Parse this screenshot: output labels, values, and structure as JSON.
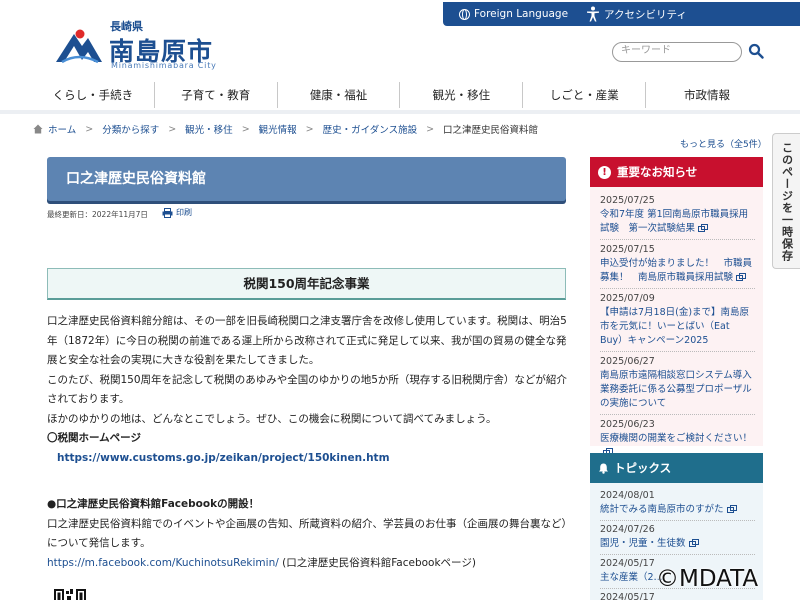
{
  "topbar": {
    "foreign_language": "Foreign Language",
    "accessibility": "アクセシビリティ"
  },
  "logo": {
    "prefecture": "長崎県",
    "city_name": "南島原市",
    "romaji": "Minamishimabara City"
  },
  "search": {
    "placeholder": "キーワード"
  },
  "nav": {
    "items": [
      "くらし・手続き",
      "子育て・教育",
      "健康・福祉",
      "観光・移住",
      "しごと・産業",
      "市政情報"
    ]
  },
  "breadcrumb": {
    "items": [
      "ホーム",
      "分類から探す",
      "観光・移住",
      "観光情報",
      "歴史・ガイダンス施設",
      "口之津歴史民俗資料館"
    ]
  },
  "side_tab": {
    "label": "このページを一時保存"
  },
  "main": {
    "title": "口之津歴史民俗資料館",
    "updated": "最終更新日：2022年11月7日",
    "print": "印刷",
    "section_title": "税関150周年記念事業",
    "para1": "口之津歴史民俗資料館分館は、その一部を旧長崎税関口之津支署庁舎を改修し使用しています。税関は、明治5年（1872年）に今日の税関の前進である運上所から改称されて正式に発足して以来、我が国の貿易の健全な発展と安全な社会の実現に大きな役割を果たしてきました。",
    "para2": "このたび、税関150周年を記念して税関のあゆみや全国のゆかりの地5か所（現存する旧税関庁舎）などが紹介されております。",
    "para3": "ほかのゆかりの地は、どんなとこでしょう。ぜひ、この機会に税関について調べてみましょう。",
    "customs_heading": "〇税関ホームページ",
    "customs_link": "https://www.customs.go.jp/zeikan/project/150kinen.htm",
    "facebook_heading": "●口之津歴史民俗資料館Facebookの開設！",
    "facebook_text": "口之津歴史民俗資料館でのイベントや企画展の告知、所蔵資料の紹介、学芸員のお仕事（企画展の舞台裏など）について発信します。",
    "facebook_link": "https://m.facebook.com/KuchinotsuRekimin/",
    "facebook_link_note": " (口之津歴史民俗資料館Facebookページ)"
  },
  "notice": {
    "more": "もっと見る（全5件）",
    "heading": "重要なお知らせ",
    "items": [
      {
        "date": "2025/07/25",
        "title": "令和7年度 第1回南島原市職員採用試験　第一次試験結果"
      },
      {
        "date": "2025/07/15",
        "title": "申込受付が始まりました！　市職員募集！　南島原市職員採用試験"
      },
      {
        "date": "2025/07/09",
        "title": "【申請は7月18日(金)まで】南島原市を元気に！いーとばい（Eat Buy）キャンペーン2025"
      },
      {
        "date": "2025/06/27",
        "title": "南島原市遠隔相談窓口システム導入業務委託に係る公募型プロポーザルの実施について"
      },
      {
        "date": "2025/06/23",
        "title": "医療機関の開業をご検討ください！"
      }
    ]
  },
  "topics": {
    "heading": "トピックス",
    "items": [
      {
        "date": "2024/08/01",
        "title": "統計でみる南島原市のすがた"
      },
      {
        "date": "2024/07/26",
        "title": "園児・児童・生徒数"
      },
      {
        "date": "2024/05/17",
        "title": "主な産業（2…"
      },
      {
        "date": "2024/05/17",
        "title": ""
      }
    ]
  },
  "watermark": "©MDATA",
  "colors": {
    "brand_blue": "#1d4f91",
    "title_bar": "#5d84b2",
    "notice_red": "#c8102e",
    "topics_teal": "#1f6e8c",
    "section_green": "#8dbcb8"
  }
}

------------------------

- **Do this**
Reproduce each entry precisely. Leave the pictures out.

- **Written solution**
Parse this screenshot: output labels, values, and structure as JSON.
{
  "topbar": {
    "foreign_language": "Foreign Language",
    "accessibility": "アクセシビリティ"
  },
  "logo": {
    "prefecture": "長崎県",
    "city_name": "南島原市",
    "romaji": "Minamishimabara City"
  },
  "search": {
    "placeholder": "キーワード"
  },
  "nav": {
    "items": [
      "くらし・手続き",
      "子育て・教育",
      "健康・福祉",
      "観光・移住",
      "しごと・産業",
      "市政情報"
    ]
  },
  "breadcrumb": {
    "items": [
      "ホーム",
      "分類から探す",
      "観光・移住",
      "観光情報",
      "歴史・ガイダンス施設",
      "口之津歴史民俗資料館"
    ]
  },
  "side_tab": {
    "label": "このページを一時保存"
  },
  "main": {
    "title": "口之津歴史民俗資料館",
    "updated": "最終更新日：2022年11月7日",
    "print": "印刷",
    "section_title": "税関150周年記念事業",
    "para1": "口之津歴史民俗資料館分館は、その一部を旧長崎税関口之津支署庁舎を改修し使用しています。税関は、明治5年（1872年）に今日の税関の前進である運上所から改称されて正式に発足して以来、我が国の貿易の健全な発展と安全な社会の実現に大きな役割を果たしてきました。",
    "para2": "このたび、税関150周年を記念して税関のあゆみや全国のゆかりの地5か所（現存する旧税関庁舎）などが紹介されております。",
    "para3": "ほかのゆかりの地は、どんなとこでしょう。ぜひ、この機会に税関について調べてみましょう。",
    "customs_heading": "〇税関ホームページ",
    "customs_link": "https://www.customs.go.jp/zeikan/project/150kinen.htm",
    "facebook_heading": "●口之津歴史民俗資料館Facebookの開設！",
    "facebook_text": "口之津歴史民俗資料館でのイベントや企画展の告知、所蔵資料の紹介、学芸員のお仕事（企画展の舞台裏など）について発信します。",
    "facebook_link": "https://m.facebook.com/KuchinotsuRekimin/",
    "facebook_link_note": " (口之津歴史民俗資料館Facebookページ)"
  },
  "notice": {
    "more": "もっと見る（全5件）",
    "heading": "重要なお知らせ",
    "items": [
      {
        "date": "2025/07/25",
        "title": "令和7年度 第1回南島原市職員採用試験　第一次試験結果"
      },
      {
        "date": "2025/07/15",
        "title": "申込受付が始まりました！　市職員募集！　南島原市職員採用試験"
      },
      {
        "date": "2025/07/09",
        "title": "【申請は7月18日(金)まで】南島原市を元気に！いーとばい（Eat Buy）キャンペーン2025"
      },
      {
        "date": "2025/06/27",
        "title": "南島原市遠隔相談窓口システム導入業務委託に係る公募型プロポーザルの実施について"
      },
      {
        "date": "2025/06/23",
        "title": "医療機関の開業をご検討ください！"
      }
    ]
  },
  "topics": {
    "heading": "トピックス",
    "items": [
      {
        "date": "2024/08/01",
        "title": "統計でみる南島原市のすがた"
      },
      {
        "date": "2024/07/26",
        "title": "園児・児童・生徒数"
      },
      {
        "date": "2024/05/17",
        "title": "主な産業（2…"
      },
      {
        "date": "2024/05/17",
        "title": ""
      }
    ]
  },
  "watermark": "©MDATA",
  "colors": {
    "brand_blue": "#1d4f91",
    "title_bar": "#5d84b2",
    "notice_red": "#c8102e",
    "topics_teal": "#1f6e8c",
    "section_green": "#8dbcb8"
  }
}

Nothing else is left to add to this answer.